▶ _PASSAGE GIVEN_:
— START —
On a visit to Beijing last April, I watched Chinese tourists flocking to the Summer Palace, a heritage site reflecting China’s imperial history dating back to the twelfth-century Jin Dynasty. They were enjoying a three-day holiday to mark the festival of Qingming, when the Chinese pay respects to their ancestors. After coming to power in 1949 the Communists had allowed such traditions to fall into obscurity, seeing them as obstacles to socialism and modernization. But the Communist authorities revived Qingming as an official holiday in 2008.
The Qingming custom is for people to return to their towns and villages to sweep the graves of deceased relatives. The Chinese have turned the holiday into a long weekend to picnic in parks and visit national cultural sites. “With the development of the Internet and social media, young people have forgotten the meaning of traditional festivals,” Yang Muqing, a law student told me. “So the government took measures to revive them.”
The Communist government’s new fondness for Chinese traditions seems driven by a desire to mitigate the growing influence of globalization on the country. The Beijing regime is nervous that digital technology in the form of social media and other tools—despite rigorous censorship—is chipping away at the Communist Party’s authoritarian system of control. The party’s dilemma is desiring further integration into the global economy as a means of expanding its soft power abroad, yet wanting at the same time to maintain a tight grip through security measures and propaganda at home. It is a dilemma that is intensifying as the middle class continues to grow, and as a Chinese elite led by some two hundred billionaires becomes increasingly worried about its wealth in a country with a rule of the party rather than a rule of law. Some 400 million Chinese can now afford to take an annual holiday inside China, and 100 million are able to take a holiday abroad each year.
China is experiencing its greatest economic slowdown in three decades, due to a confluence of factors: a natural plateauing of catch-up growth, flattening domestic demand, leveling exports, declining labor migration, and, some argue, a crackdown on corruption by President Xi Jinping that has disrupted some commerce and cooled unrestrained spending. Growth has fallen from 12 percent in 2010 to 7.4 percent in 2014—the smallest expansion in a quarter century—and may fluctuate in the 5–6 percent range for the next few years. After so many years of robust foreign investment, massive government spending on construction and infrastructure, and double-digit economic expansion, the official term for a projected era of slower growth is the “new normal.”
Can anything be called normal in China? For one thing, let’s remember that China’s slowing economy is already twice as large as that of Asia’s second-ranking economic powerhouse, Japan. A country that is used to being governed from the top down is clearly discovering the inevitability of change due to factors outside any regime’s control—demographics, for example. The government has found it necessary to relax the rigid internal migration control system known as as well as the rule strictly limiting families to one child. With these steps, the government is responding to increasing demands for the skills needed to drive China’s economy, and also to the rising challenge of elderly care in a country whose strong family traditions—including children looking after their aging parents—have been eroded by the one-child policy.
— END —
▶ _TO BE DONE_:
Please quote the passage on China above word for word, from "Can anything be" to "the one-child policy.".

[Layout coordinate data]
— START —
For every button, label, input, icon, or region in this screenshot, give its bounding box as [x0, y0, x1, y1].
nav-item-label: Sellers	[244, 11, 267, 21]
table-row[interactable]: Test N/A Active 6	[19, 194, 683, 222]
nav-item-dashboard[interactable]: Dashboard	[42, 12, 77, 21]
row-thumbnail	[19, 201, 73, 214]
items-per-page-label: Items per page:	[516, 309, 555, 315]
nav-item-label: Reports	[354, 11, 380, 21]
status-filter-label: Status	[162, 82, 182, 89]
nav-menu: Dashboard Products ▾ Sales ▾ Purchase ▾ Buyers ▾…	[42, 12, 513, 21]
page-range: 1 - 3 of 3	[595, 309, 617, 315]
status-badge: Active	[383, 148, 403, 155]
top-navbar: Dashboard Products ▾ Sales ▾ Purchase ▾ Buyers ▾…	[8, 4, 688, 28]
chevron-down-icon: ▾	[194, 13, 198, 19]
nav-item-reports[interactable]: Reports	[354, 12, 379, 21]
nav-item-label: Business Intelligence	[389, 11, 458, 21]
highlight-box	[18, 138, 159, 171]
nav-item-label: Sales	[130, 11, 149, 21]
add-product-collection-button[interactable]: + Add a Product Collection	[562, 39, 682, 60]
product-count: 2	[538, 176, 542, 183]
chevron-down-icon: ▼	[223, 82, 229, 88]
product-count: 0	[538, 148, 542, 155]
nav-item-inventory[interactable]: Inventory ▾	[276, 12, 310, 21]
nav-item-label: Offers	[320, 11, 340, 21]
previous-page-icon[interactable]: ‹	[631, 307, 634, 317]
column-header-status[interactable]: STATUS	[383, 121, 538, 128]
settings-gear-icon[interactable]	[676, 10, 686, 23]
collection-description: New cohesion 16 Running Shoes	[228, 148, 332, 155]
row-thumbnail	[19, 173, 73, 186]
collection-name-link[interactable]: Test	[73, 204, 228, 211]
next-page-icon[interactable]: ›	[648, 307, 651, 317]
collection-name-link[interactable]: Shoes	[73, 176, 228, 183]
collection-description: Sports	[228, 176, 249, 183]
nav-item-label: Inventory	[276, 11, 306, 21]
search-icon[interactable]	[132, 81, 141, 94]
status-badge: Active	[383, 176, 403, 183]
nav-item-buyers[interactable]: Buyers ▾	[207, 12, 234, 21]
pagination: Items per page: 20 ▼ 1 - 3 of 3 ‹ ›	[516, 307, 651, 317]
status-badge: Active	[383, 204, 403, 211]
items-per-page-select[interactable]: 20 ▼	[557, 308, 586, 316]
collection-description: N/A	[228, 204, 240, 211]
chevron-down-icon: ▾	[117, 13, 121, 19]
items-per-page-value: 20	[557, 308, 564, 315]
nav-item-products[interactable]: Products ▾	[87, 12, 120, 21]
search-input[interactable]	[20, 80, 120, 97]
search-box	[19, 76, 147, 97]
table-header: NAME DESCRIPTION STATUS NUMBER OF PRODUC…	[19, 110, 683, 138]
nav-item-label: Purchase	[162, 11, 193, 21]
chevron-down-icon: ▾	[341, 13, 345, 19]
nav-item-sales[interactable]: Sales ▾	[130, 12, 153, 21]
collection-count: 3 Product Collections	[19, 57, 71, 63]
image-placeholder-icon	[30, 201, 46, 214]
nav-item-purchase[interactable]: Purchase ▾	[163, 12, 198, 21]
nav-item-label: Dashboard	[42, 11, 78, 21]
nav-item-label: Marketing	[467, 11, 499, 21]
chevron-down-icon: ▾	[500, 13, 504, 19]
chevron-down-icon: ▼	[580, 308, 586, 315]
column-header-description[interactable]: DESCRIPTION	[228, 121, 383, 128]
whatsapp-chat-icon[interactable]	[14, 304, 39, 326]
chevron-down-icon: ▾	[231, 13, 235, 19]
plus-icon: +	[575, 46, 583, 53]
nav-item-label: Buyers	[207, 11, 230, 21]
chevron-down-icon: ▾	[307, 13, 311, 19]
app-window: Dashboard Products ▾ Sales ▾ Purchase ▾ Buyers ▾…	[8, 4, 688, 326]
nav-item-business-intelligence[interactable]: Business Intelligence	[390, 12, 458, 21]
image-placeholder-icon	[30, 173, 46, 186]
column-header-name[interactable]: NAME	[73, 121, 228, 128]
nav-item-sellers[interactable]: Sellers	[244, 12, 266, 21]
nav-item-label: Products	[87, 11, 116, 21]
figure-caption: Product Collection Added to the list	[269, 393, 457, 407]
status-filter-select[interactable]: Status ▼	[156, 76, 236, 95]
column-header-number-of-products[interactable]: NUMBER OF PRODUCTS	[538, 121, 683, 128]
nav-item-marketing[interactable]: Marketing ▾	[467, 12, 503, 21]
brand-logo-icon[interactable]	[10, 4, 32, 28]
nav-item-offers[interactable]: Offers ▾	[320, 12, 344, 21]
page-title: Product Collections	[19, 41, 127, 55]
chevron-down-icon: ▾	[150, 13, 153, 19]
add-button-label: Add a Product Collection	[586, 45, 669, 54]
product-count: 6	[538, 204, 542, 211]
— END —
▶ _EXPECTED ANSWER_:
Can anything be called normal in China? For one thing, let’s remember that China’s slowing economy is already twice as large as that of Asia’s second-ranking economic powerhouse, Japan. A country that is used to being governed from the top down is clearly discovering the inevitability of change due to factors outside any regime’s control—demographics, for example. The government has found it necessary to relax the rigid internal migration control system known as as well as the rule strictly limiting families to one child. With these steps, the government is responding to increasing demands for the skills needed to drive China’s economy, and also to the rising challenge of elderly care in a country whose strong family traditions—including children looking after their aging parents—have been eroded by the one-child policy.